[start of INPUT DATA]

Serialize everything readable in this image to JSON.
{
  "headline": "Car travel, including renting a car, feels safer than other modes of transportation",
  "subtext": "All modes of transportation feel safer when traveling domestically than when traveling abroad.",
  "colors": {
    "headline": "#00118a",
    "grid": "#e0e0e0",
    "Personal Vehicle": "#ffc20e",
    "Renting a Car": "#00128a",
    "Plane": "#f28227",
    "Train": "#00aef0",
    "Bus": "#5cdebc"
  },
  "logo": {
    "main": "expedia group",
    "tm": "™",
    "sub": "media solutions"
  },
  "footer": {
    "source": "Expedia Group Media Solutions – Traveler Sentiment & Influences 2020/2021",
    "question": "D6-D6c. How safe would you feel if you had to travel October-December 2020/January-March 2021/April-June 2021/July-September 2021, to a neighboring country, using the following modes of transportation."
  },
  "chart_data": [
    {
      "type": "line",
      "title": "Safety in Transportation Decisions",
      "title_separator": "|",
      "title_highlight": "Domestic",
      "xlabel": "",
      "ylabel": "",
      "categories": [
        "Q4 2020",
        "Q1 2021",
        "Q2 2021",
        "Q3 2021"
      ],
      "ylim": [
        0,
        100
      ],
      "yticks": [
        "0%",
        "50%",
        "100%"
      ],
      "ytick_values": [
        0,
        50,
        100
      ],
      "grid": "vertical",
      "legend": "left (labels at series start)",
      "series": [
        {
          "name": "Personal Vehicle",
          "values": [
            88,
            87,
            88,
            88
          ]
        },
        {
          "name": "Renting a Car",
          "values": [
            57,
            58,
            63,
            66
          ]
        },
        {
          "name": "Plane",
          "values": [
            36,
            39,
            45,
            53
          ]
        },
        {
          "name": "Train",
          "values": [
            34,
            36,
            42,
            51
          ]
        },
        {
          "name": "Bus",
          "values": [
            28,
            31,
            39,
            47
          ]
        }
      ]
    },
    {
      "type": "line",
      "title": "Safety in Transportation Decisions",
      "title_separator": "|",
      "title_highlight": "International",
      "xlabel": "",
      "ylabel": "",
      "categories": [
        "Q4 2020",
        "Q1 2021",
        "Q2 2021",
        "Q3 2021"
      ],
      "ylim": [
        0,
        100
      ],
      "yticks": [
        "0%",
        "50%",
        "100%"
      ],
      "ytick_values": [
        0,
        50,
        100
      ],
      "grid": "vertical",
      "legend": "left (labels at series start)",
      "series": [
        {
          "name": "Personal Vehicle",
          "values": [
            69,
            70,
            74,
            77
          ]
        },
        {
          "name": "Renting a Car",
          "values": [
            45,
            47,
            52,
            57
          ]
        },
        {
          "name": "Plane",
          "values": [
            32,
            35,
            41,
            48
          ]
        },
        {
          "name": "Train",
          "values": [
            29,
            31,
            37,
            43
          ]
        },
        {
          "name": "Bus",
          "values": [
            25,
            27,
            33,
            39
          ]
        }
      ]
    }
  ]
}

[end of INPUT DATA]

### WHAT IS BEING ASKED
Find every line above that contains the word "modes", and return each one.

### TASK OUTPUT
  "headline": "Car travel, including renting a car, feels safer than other modes of transportation",
  "subtext": "All modes of transportation feel safer when traveling domestically than when traveling abroad.",
    "question": "D6-D6c. How safe would you feel if you had to travel October-December 2020/January-March 2021/April-June 2021/July-September 2021, to a neighboring country, using the following modes of transportation."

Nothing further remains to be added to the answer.